### TASK DETAILS
Copy out every record below, word for word.

### INPUT MATERIAL
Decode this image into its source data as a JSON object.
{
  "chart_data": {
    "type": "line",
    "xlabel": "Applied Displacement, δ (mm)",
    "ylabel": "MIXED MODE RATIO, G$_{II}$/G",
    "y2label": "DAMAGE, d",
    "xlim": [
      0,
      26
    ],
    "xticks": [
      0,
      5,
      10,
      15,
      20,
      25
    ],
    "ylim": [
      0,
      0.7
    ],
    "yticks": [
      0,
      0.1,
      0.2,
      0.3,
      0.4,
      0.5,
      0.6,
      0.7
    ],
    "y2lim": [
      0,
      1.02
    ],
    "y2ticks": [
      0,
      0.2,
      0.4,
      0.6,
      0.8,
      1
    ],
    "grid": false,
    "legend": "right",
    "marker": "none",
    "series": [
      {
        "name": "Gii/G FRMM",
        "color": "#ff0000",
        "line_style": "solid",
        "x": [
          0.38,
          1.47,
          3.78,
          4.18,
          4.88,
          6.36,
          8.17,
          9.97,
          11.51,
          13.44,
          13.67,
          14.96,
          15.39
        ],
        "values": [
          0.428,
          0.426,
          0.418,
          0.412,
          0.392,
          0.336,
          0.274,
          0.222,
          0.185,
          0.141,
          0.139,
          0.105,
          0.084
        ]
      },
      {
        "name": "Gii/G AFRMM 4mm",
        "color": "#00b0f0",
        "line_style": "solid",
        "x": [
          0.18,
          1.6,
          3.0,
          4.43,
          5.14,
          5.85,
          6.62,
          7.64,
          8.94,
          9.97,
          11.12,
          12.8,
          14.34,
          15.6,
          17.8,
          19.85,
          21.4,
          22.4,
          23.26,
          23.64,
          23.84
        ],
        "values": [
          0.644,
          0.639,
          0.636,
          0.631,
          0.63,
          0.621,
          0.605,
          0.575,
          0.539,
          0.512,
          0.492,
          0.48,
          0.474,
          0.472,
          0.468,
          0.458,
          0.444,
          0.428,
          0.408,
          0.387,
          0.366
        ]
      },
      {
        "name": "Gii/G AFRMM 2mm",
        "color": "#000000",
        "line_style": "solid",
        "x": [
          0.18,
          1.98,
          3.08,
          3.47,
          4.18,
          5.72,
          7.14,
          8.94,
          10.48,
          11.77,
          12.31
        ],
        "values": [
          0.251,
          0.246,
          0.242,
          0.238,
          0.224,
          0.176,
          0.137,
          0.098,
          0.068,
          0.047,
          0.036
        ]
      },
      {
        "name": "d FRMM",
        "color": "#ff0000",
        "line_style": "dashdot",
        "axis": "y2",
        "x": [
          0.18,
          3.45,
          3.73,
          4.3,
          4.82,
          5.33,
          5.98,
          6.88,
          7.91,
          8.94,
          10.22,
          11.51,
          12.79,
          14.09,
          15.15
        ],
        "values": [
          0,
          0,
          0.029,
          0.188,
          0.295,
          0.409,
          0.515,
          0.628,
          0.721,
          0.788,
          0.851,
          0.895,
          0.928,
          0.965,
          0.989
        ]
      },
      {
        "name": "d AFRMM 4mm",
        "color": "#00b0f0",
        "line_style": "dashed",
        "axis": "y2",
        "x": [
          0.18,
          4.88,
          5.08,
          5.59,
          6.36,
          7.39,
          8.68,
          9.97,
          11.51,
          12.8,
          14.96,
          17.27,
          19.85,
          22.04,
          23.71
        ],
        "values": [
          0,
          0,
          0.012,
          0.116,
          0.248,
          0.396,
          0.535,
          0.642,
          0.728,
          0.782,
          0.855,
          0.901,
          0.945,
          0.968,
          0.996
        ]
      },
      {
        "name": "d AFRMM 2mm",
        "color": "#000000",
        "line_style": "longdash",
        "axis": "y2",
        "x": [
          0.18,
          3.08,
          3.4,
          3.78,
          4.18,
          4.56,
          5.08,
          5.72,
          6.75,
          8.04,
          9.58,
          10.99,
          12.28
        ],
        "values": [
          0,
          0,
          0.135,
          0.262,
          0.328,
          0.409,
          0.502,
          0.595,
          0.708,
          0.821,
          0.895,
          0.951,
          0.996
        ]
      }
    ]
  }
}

### CORRECT RESULT
Decode this image into its source data as a JSON object.
{
  "chart_data": {
    "type": "line",
    "xlabel": "Applied Displacement, δ (mm)",
    "ylabel": "MIXED MODE RATIO, G$_{II}$/G",
    "y2label": "DAMAGE, d",
    "xlim": [
      0,
      26
    ],
    "xticks": [
      0,
      5,
      10,
      15,
      20,
      25
    ],
    "ylim": [
      0,
      0.7
    ],
    "yticks": [
      0,
      0.1,
      0.2,
      0.3,
      0.4,
      0.5,
      0.6,
      0.7
    ],
    "y2lim": [
      0,
      1.02
    ],
    "y2ticks": [
      0,
      0.2,
      0.4,
      0.6,
      0.8,
      1
    ],
    "grid": false,
    "legend": "right",
    "marker": "none",
    "series": [
      {
        "name": "Gii/G FRMM",
        "color": "#ff0000",
        "line_style": "solid",
        "x": [
          0.38,
          1.47,
          3.78,
          4.18,
          4.88,
          6.36,
          8.17,
          9.97,
          11.51,
          13.44,
          13.67,
          14.96,
          15.39
        ],
        "values": [
          0.428,
          0.426,
          0.418,
          0.412,
          0.392,
          0.336,
          0.274,
          0.222,
          0.185,
          0.141,
          0.139,
          0.105,
          0.084
        ]
      },
      {
        "name": "Gii/G AFRMM 4mm",
        "color": "#00b0f0",
        "line_style": "solid",
        "x": [
          0.18,
          1.6,
          3.0,
          4.43,
          5.14,
          5.85,
          6.62,
          7.64,
          8.94,
          9.97,
          11.12,
          12.8,
          14.34,
          15.6,
          17.8,
          19.85,
          21.4,
          22.4,
          23.26,
          23.64,
          23.84
        ],
        "values": [
          0.644,
          0.639,
          0.636,
          0.631,
          0.63,
          0.621,
          0.605,
          0.575,
          0.539,
          0.512,
          0.492,
          0.48,
          0.474,
          0.472,
          0.468,
          0.458,
          0.444,
          0.428,
          0.408,
          0.387,
          0.366
        ]
      },
      {
        "name": "Gii/G AFRMM 2mm",
        "color": "#000000",
        "line_style": "solid",
        "x": [
          0.18,
          1.98,
          3.08,
          3.47,
          4.18,
          5.72,
          7.14,
          8.94,
          10.48,
          11.77,
          12.31
        ],
        "values": [
          0.251,
          0.246,
          0.242,
          0.238,
          0.224,
          0.176,
          0.137,
          0.098,
          0.068,
          0.047,
          0.036
        ]
      },
      {
        "name": "d FRMM",
        "color": "#ff0000",
        "line_style": "dashdot",
        "axis": "y2",
        "x": [
          0.18,
          3.45,
          3.73,
          4.3,
          4.82,
          5.33,
          5.98,
          6.88,
          7.91,
          8.94,
          10.22,
          11.51,
          12.79,
          14.09,
          15.15
        ],
        "values": [
          0,
          0,
          0.029,
          0.188,
          0.295,
          0.409,
          0.515,
          0.628,
          0.721,
          0.788,
          0.851,
          0.895,
          0.928,
          0.965,
          0.989
        ]
      },
      {
        "name": "d AFRMM 4mm",
        "color": "#00b0f0",
        "line_style": "dashed",
        "axis": "y2",
        "x": [
          0.18,
          4.88,
          5.08,
          5.59,
          6.36,
          7.39,
          8.68,
          9.97,
          11.51,
          12.8,
          14.96,
          17.27,
          19.85,
          22.04,
          23.71
        ],
        "values": [
          0,
          0,
          0.012,
          0.116,
          0.248,
          0.396,
          0.535,
          0.642,
          0.728,
          0.782,
          0.855,
          0.901,
          0.945,
          0.968,
          0.996
        ]
      },
      {
        "name": "d AFRMM 2mm",
        "color": "#000000",
        "line_style": "longdash",
        "axis": "y2",
        "x": [
          0.18,
          3.08,
          3.4,
          3.78,
          4.18,
          4.56,
          5.08,
          5.72,
          6.75,
          8.04,
          9.58,
          10.99,
          12.28
        ],
        "values": [
          0,
          0,
          0.135,
          0.262,
          0.328,
          0.409,
          0.502,
          0.595,
          0.708,
          0.821,
          0.895,
          0.951,
          0.996
        ]
      }
    ]
  }
}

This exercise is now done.